(Data entries)
↓↓↓

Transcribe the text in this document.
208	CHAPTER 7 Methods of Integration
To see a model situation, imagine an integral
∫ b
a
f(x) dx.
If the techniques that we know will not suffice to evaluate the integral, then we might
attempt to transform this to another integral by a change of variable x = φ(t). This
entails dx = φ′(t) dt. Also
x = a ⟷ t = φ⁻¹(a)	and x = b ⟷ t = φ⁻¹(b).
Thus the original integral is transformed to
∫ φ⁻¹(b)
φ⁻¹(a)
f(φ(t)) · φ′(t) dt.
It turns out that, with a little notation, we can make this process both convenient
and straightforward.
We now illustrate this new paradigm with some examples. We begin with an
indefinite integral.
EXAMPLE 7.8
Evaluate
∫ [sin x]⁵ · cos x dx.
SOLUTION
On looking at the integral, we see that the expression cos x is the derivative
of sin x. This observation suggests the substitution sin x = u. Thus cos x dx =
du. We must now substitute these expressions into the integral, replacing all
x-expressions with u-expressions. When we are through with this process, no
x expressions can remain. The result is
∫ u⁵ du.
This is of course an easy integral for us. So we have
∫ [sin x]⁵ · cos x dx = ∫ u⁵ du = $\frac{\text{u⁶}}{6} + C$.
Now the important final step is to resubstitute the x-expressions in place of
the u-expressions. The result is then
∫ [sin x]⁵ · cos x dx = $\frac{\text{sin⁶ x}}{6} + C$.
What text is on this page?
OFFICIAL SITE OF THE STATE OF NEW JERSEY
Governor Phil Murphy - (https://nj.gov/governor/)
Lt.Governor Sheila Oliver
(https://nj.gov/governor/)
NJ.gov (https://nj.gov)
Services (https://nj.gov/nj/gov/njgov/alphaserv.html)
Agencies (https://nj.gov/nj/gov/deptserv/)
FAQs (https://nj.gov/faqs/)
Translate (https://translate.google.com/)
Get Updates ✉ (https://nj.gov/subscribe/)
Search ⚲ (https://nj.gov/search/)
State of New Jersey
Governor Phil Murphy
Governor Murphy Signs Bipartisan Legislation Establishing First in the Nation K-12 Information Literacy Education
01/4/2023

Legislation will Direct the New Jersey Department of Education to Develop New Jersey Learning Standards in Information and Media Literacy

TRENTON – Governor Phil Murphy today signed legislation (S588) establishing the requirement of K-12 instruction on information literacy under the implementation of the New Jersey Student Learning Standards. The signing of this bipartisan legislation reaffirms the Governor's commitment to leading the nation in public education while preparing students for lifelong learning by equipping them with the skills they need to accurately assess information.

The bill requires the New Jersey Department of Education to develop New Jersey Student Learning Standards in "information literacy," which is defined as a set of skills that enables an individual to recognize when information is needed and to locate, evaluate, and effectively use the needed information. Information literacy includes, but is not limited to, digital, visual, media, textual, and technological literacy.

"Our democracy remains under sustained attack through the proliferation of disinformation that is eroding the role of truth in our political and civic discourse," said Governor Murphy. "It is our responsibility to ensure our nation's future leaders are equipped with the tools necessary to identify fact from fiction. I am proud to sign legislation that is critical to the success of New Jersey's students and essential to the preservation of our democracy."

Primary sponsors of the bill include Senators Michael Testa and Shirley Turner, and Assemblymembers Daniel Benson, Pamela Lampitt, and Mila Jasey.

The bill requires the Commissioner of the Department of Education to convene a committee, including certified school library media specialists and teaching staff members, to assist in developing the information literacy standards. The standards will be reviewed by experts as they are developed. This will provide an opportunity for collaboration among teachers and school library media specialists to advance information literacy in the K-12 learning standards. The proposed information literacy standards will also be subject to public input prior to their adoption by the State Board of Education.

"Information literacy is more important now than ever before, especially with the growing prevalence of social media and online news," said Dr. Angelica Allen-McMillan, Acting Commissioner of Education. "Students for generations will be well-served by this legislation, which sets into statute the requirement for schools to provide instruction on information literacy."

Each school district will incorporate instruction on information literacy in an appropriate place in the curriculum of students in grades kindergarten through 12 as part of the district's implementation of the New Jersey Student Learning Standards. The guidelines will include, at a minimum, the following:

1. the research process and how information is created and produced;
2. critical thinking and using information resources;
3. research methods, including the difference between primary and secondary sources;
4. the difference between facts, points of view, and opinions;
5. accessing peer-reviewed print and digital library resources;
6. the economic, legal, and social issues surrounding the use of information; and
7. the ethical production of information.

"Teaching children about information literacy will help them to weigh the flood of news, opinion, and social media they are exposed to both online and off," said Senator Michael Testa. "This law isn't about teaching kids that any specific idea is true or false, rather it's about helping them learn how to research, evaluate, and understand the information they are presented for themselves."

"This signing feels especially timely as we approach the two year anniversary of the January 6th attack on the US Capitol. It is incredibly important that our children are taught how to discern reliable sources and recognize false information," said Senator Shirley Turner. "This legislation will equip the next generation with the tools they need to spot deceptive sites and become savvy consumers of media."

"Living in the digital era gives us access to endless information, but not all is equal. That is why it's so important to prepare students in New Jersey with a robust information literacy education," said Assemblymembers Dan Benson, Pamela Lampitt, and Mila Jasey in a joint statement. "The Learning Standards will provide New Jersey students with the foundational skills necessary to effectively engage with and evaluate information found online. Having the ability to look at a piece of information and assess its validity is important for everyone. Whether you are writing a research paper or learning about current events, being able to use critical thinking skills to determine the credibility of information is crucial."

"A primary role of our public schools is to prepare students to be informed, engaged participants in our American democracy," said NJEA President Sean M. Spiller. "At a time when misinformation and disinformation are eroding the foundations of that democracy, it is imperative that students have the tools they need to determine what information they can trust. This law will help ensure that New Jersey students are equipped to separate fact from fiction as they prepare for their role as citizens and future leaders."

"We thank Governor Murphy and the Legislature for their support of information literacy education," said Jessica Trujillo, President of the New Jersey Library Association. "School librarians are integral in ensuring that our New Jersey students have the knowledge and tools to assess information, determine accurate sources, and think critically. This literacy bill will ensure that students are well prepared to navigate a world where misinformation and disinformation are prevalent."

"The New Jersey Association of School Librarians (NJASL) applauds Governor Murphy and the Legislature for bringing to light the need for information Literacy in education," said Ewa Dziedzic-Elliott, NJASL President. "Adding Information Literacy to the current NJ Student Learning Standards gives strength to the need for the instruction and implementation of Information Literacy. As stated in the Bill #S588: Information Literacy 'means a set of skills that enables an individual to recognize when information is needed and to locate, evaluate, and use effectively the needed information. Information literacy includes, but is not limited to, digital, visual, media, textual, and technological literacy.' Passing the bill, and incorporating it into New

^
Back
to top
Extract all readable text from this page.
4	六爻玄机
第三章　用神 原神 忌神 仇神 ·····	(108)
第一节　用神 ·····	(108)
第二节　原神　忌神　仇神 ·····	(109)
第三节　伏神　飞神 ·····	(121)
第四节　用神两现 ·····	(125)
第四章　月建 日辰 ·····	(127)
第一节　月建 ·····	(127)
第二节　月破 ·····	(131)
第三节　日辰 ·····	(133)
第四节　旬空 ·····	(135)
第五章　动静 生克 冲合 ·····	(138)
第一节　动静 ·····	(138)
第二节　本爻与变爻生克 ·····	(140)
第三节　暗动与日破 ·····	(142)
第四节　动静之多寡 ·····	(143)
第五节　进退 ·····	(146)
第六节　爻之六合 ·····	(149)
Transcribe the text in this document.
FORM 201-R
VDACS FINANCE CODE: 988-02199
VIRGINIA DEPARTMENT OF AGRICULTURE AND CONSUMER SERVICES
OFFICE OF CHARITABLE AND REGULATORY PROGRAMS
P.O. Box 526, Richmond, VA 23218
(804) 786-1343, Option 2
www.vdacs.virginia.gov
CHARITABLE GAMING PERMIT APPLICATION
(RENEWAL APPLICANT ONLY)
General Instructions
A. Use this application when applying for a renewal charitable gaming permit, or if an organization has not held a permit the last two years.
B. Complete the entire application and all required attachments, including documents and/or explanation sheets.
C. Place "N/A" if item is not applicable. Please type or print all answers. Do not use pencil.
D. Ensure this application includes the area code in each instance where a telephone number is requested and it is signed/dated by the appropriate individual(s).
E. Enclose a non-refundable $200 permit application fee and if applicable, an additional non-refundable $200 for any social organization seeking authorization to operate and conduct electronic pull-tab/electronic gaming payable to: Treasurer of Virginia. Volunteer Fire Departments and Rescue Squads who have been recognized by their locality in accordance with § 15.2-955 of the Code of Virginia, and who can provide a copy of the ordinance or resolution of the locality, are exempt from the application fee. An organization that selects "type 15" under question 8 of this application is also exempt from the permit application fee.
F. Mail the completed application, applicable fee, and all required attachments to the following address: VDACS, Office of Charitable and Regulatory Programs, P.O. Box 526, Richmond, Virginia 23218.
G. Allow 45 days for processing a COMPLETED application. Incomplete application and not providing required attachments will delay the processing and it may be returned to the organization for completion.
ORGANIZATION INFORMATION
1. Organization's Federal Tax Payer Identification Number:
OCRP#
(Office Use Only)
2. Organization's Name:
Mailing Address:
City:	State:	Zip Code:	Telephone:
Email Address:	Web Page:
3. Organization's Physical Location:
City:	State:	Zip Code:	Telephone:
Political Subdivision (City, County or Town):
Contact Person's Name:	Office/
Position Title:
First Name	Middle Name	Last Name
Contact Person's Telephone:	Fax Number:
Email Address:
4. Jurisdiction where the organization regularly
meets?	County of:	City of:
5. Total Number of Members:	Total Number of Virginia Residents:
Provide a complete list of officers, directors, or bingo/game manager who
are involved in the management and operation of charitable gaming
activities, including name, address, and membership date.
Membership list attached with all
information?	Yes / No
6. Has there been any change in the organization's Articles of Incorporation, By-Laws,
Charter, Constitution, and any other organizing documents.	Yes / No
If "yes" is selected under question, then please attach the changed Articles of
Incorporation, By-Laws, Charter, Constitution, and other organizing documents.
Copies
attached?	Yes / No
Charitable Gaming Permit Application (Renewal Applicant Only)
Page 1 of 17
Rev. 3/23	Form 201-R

↑↑↑

- Stated goal -
Copy out every line with the word "frac".

- Output for this task -
∫ [sin x]⁵ · cos x dx = ∫ u⁵ du = $\frac{\text{u⁶}}{6} + C$.
∫ [sin x]⁵ · cos x dx = $\frac{\text{sin⁶ x}}{6} + C$.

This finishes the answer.